* begin MATERIAL *

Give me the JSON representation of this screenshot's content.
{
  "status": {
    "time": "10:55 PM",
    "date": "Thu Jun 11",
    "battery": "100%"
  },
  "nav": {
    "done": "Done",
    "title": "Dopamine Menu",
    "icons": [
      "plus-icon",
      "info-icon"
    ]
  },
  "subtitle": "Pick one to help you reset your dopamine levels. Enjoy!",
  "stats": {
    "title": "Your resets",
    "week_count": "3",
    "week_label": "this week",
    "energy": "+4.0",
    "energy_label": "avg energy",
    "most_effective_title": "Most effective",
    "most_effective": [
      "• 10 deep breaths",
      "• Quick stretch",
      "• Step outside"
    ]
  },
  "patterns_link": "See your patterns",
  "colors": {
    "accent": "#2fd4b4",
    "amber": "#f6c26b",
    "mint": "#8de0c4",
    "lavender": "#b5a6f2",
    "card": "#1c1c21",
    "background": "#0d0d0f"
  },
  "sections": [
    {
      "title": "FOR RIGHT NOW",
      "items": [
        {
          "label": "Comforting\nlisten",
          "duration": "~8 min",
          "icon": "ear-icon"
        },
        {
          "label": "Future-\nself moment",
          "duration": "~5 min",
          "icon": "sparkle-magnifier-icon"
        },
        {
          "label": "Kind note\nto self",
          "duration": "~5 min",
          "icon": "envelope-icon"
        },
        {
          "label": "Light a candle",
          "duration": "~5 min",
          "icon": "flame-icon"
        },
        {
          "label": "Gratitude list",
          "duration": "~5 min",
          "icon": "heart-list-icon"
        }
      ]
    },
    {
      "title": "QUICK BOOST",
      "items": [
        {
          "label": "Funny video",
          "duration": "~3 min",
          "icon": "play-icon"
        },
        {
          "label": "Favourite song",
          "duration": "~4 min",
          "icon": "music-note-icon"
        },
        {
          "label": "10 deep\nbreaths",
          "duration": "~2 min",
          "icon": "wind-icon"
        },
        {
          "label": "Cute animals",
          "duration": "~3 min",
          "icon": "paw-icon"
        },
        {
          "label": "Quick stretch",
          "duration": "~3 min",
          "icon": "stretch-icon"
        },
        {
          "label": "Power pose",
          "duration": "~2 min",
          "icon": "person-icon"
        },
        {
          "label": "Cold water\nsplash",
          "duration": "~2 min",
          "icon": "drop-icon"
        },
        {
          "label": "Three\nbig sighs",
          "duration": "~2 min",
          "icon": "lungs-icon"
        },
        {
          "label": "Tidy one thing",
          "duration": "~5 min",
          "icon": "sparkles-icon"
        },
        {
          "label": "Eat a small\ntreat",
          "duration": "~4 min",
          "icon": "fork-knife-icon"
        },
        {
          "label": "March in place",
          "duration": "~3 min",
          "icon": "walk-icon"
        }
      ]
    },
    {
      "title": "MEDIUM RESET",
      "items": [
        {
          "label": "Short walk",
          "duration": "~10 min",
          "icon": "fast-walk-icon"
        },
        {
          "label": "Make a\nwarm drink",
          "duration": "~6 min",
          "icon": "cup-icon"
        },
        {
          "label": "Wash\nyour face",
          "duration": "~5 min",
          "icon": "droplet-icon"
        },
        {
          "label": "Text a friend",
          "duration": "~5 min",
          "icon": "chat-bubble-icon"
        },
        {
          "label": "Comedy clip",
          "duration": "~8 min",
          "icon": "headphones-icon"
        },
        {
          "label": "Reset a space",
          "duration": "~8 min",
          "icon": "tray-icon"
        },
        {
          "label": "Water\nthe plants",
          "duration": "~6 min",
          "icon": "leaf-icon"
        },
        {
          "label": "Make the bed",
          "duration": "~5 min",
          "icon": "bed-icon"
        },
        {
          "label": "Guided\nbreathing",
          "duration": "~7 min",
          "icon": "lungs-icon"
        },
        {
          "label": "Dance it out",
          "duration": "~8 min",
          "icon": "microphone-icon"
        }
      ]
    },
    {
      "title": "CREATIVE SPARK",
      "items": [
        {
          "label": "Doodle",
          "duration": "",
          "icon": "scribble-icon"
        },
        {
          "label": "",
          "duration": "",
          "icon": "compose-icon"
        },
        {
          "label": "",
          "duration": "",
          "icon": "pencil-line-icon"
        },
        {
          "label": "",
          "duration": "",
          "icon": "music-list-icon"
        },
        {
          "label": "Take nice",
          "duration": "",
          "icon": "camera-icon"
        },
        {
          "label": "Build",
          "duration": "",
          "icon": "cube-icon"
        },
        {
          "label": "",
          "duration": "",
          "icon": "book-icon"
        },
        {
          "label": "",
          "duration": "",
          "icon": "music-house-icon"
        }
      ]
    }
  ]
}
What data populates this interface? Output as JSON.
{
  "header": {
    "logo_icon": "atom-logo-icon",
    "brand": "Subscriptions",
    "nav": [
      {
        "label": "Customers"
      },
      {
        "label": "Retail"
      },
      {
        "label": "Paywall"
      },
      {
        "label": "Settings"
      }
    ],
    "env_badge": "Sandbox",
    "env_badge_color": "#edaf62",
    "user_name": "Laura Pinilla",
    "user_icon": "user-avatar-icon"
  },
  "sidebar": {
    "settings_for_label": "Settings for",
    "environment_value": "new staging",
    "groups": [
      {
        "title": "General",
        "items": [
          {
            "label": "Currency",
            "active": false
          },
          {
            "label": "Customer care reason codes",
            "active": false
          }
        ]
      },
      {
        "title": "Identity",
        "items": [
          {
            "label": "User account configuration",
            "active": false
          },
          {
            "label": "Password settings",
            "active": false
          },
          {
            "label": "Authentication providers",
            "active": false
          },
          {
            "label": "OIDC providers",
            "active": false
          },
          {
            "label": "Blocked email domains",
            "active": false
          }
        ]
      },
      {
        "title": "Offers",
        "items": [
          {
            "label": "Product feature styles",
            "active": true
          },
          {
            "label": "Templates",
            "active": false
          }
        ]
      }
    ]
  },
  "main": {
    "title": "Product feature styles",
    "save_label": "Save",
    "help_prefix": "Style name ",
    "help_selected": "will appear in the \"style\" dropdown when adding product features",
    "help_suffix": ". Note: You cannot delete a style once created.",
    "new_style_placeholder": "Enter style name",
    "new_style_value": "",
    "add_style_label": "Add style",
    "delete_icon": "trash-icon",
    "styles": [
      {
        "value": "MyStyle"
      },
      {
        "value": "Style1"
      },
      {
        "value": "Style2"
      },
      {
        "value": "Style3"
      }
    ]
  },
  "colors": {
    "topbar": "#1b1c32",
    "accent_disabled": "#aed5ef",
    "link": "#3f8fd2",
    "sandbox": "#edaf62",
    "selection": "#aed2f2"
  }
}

* end MATERIAL *

EXERCISE OBJECTIVE = Examine the records and pull out every line where the string "walk" occurs.

SOLUTION BELOW =
          "icon": "walk-icon"
          "label": "Short walk",
          "icon": "fast-walk-icon"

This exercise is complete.